-- Data under study follows --

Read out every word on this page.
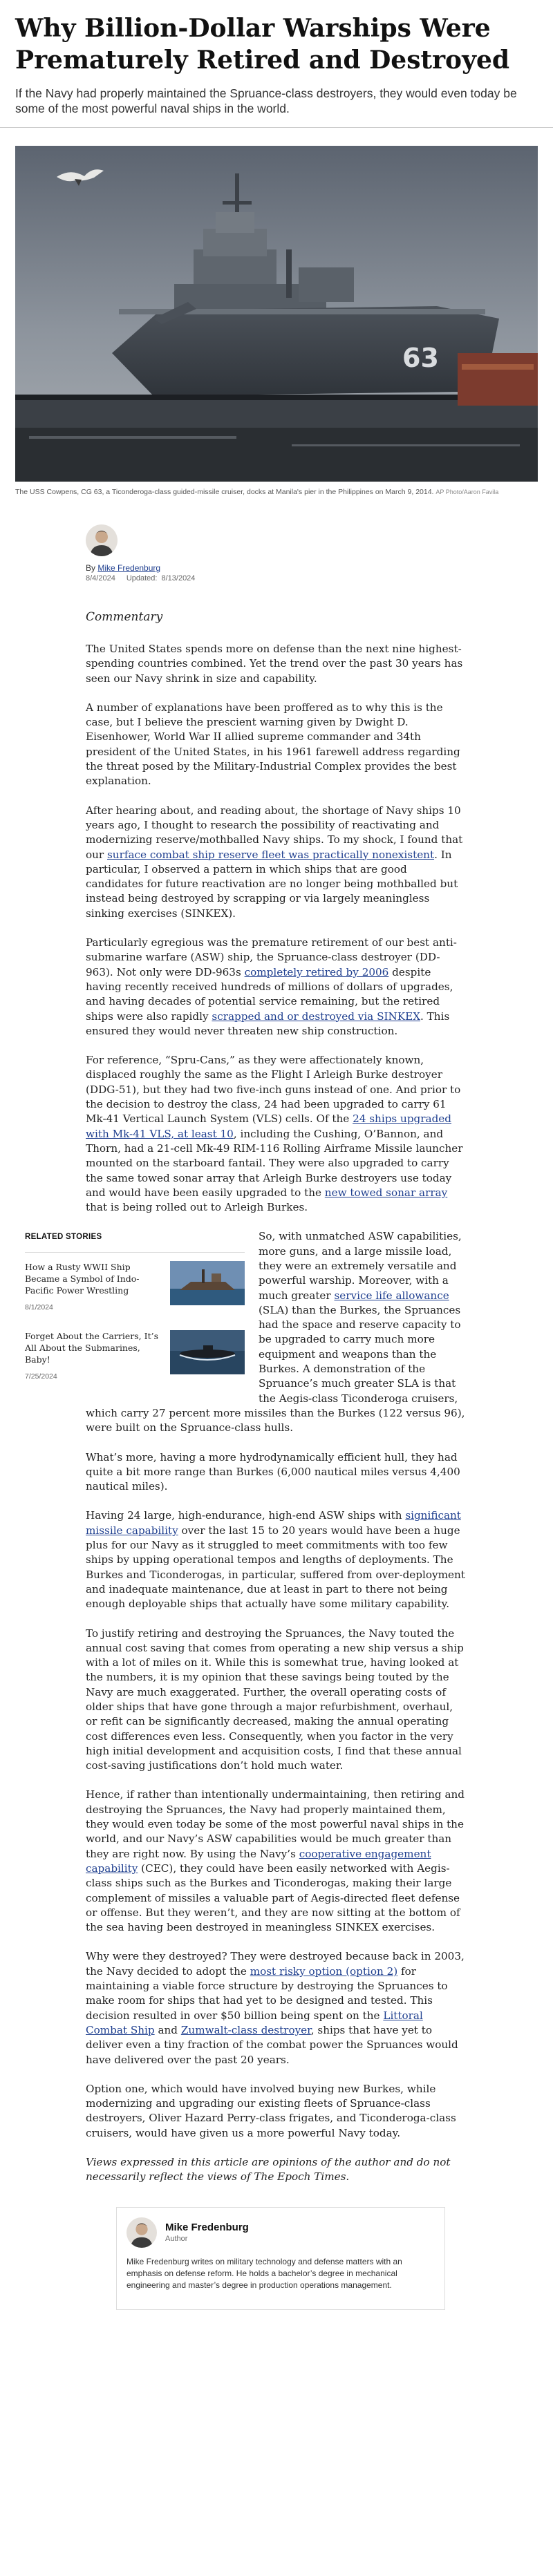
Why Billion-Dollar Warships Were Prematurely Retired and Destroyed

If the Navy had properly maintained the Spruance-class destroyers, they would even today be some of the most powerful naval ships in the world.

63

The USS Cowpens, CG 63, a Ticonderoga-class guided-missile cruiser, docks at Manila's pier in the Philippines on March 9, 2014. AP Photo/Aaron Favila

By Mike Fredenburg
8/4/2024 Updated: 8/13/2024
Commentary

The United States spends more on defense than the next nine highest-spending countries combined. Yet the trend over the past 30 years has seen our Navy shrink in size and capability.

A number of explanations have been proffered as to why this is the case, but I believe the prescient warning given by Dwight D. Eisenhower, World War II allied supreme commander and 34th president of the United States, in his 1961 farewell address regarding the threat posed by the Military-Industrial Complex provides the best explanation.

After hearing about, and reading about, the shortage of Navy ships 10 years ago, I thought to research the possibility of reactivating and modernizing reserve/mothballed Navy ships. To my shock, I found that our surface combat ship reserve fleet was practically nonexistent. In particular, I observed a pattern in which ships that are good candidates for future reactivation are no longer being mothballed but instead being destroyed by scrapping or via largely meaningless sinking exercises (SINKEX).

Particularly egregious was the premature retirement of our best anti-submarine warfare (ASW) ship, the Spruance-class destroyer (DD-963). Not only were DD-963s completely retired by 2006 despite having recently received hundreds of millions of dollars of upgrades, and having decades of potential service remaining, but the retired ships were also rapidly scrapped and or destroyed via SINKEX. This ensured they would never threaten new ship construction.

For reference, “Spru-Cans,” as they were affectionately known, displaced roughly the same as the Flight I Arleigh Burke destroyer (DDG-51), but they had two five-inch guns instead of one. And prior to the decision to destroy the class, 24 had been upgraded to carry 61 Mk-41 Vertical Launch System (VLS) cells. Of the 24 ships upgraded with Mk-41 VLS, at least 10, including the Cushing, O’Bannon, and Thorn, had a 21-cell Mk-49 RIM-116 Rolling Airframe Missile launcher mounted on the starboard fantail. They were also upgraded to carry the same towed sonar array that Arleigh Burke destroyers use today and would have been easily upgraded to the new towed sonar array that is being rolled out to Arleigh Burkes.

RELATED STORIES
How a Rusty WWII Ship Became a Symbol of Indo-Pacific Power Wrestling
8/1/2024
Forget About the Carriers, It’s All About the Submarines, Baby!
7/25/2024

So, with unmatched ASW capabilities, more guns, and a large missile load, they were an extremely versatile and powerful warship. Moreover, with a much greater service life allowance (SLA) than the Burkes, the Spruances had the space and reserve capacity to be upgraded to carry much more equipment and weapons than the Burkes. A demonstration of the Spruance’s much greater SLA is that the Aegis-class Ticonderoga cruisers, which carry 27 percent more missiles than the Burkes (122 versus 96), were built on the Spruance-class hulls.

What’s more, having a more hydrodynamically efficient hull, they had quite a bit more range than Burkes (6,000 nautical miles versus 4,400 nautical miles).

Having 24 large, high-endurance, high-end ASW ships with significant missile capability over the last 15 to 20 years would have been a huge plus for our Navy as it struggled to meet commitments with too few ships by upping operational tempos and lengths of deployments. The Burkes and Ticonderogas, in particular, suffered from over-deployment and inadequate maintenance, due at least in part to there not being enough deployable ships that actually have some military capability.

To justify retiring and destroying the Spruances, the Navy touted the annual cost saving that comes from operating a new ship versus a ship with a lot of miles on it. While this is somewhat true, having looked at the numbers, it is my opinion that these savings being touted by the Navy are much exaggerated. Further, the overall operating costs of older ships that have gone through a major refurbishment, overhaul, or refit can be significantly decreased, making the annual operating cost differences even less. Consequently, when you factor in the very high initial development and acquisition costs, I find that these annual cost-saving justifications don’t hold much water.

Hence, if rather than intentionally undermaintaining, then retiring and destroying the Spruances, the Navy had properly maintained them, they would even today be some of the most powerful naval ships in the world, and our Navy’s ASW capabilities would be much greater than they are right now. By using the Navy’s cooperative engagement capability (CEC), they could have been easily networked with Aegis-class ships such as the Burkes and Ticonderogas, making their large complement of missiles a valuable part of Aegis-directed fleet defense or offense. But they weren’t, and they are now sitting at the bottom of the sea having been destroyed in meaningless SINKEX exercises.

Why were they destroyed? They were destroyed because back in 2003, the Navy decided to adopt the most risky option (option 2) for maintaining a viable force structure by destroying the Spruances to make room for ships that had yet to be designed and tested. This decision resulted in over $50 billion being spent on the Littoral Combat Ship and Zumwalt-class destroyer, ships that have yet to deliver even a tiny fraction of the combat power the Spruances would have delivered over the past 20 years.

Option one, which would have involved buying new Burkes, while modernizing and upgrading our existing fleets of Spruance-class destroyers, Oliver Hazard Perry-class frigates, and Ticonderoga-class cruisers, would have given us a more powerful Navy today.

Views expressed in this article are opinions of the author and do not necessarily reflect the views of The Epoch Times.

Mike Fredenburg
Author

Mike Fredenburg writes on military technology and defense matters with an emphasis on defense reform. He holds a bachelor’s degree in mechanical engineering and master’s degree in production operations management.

-- Data under study concluded --

- Task directions: Leaving the images out, return every record exactly.

- Problem solution:
Read out every word on this page.
Why Billion-Dollar Warships Were Prematurely Retired and Destroyed

If the Navy had properly maintained the Spruance-class destroyers, they would even today be some of the most powerful naval ships in the world.

63

The USS Cowpens, CG 63, a Ticonderoga-class guided-missile cruiser, docks at Manila's pier in the Philippines on March 9, 2014. AP Photo/Aaron Favila

By Mike Fredenburg
8/4/2024 Updated: 8/13/2024
Commentary

The United States spends more on defense than the next nine highest-spending countries combined. Yet the trend over the past 30 years has seen our Navy shrink in size and capability.

A number of explanations have been proffered as to why this is the case, but I believe the prescient warning given by Dwight D. Eisenhower, World War II allied supreme commander and 34th president of the United States, in his 1961 farewell address regarding the threat posed by the Military-Industrial Complex provides the best explanation.

After hearing about, and reading about, the shortage of Navy ships 10 years ago, I thought to research the possibility of reactivating and modernizing reserve/mothballed Navy ships. To my shock, I found that our surface combat ship reserve fleet was practically nonexistent. In particular, I observed a pattern in which ships that are good candidates for future reactivation are no longer being mothballed but instead being destroyed by scrapping or via largely meaningless sinking exercises (SINKEX).

Particularly egregious was the premature retirement of our best anti-submarine warfare (ASW) ship, the Spruance-class destroyer (DD-963). Not only were DD-963s completely retired by 2006 despite having recently received hundreds of millions of dollars of upgrades, and having decades of potential service remaining, but the retired ships were also rapidly scrapped and or destroyed via SINKEX. This ensured they would never threaten new ship construction.

For reference, “Spru-Cans,” as they were affectionately known, displaced roughly the same as the Flight I Arleigh Burke destroyer (DDG-51), but they had two five-inch guns instead of one. And prior to the decision to destroy the class, 24 had been upgraded to carry 61 Mk-41 Vertical Launch System (VLS) cells. Of the 24 ships upgraded with Mk-41 VLS, at least 10, including the Cushing, O’Bannon, and Thorn, had a 21-cell Mk-49 RIM-116 Rolling Airframe Missile launcher mounted on the starboard fantail. They were also upgraded to carry the same towed sonar array that Arleigh Burke destroyers use today and would have been easily upgraded to the new towed sonar array that is being rolled out to Arleigh Burkes.

RELATED STORIES
How a Rusty WWII Ship Became a Symbol of Indo-Pacific Power Wrestling
8/1/2024
Forget About the Carriers, It’s All About the Submarines, Baby!
7/25/2024

So, with unmatched ASW capabilities, more guns, and a large missile load, they were an extremely versatile and powerful warship. Moreover, with a much greater service life allowance (SLA) than the Burkes, the Spruances had the space and reserve capacity to be upgraded to carry much more equipment and weapons than the Burkes. A demonstration of the Spruance’s much greater SLA is that the Aegis-class Ticonderoga cruisers, which carry 27 percent more missiles than the Burkes (122 versus 96), were built on the Spruance-class hulls.

What’s more, having a more hydrodynamically efficient hull, they had quite a bit more range than Burkes (6,000 nautical miles versus 4,400 nautical miles).

Having 24 large, high-endurance, high-end ASW ships with significant missile capability over the last 15 to 20 years would have been a huge plus for our Navy as it struggled to meet commitments with too few ships by upping operational tempos and lengths of deployments. The Burkes and Ticonderogas, in particular, suffered from over-deployment and inadequate maintenance, due at least in part to there not being enough deployable ships that actually have some military capability.

To justify retiring and destroying the Spruances, the Navy touted the annual cost saving that comes from operating a new ship versus a ship with a lot of miles on it. While this is somewhat true, having looked at the numbers, it is my opinion that these savings being touted by the Navy are much exaggerated. Further, the overall operating costs of older ships that have gone through a major refurbishment, overhaul, or refit can be significantly decreased, making the annual operating cost differences even less. Consequently, when you factor in the very high initial development and acquisition costs, I find that these annual cost-saving justifications don’t hold much water.

Hence, if rather than intentionally undermaintaining, then retiring and destroying the Spruances, the Navy had properly maintained them, they would even today be some of the most powerful naval ships in the world, and our Navy’s ASW capabilities would be much greater than they are right now. By using the Navy’s cooperative engagement capability (CEC), they could have been easily networked with Aegis-class ships such as the Burkes and Ticonderogas, making their large complement of missiles a valuable part of Aegis-directed fleet defense or offense. But they weren’t, and they are now sitting at the bottom of the sea having been destroyed in meaningless SINKEX exercises.

Why were they destroyed? They were destroyed because back in 2003, the Navy decided to adopt the most risky option (option 2) for maintaining a viable force structure by destroying the Spruances to make room for ships that had yet to be designed and tested. This decision resulted in over $50 billion being spent on the Littoral Combat Ship and Zumwalt-class destroyer, ships that have yet to deliver even a tiny fraction of the combat power the Spruances would have delivered over the past 20 years.

Option one, which would have involved buying new Burkes, while modernizing and upgrading our existing fleets of Spruance-class destroyers, Oliver Hazard Perry-class frigates, and Ticonderoga-class cruisers, would have given us a more powerful Navy today.

Views expressed in this article are opinions of the author and do not necessarily reflect the views of The Epoch Times.

Mike Fredenburg
Author

Mike Fredenburg writes on military technology and defense matters with an emphasis on defense reform. He holds a bachelor’s degree in mechanical engineering and master’s degree in production operations management.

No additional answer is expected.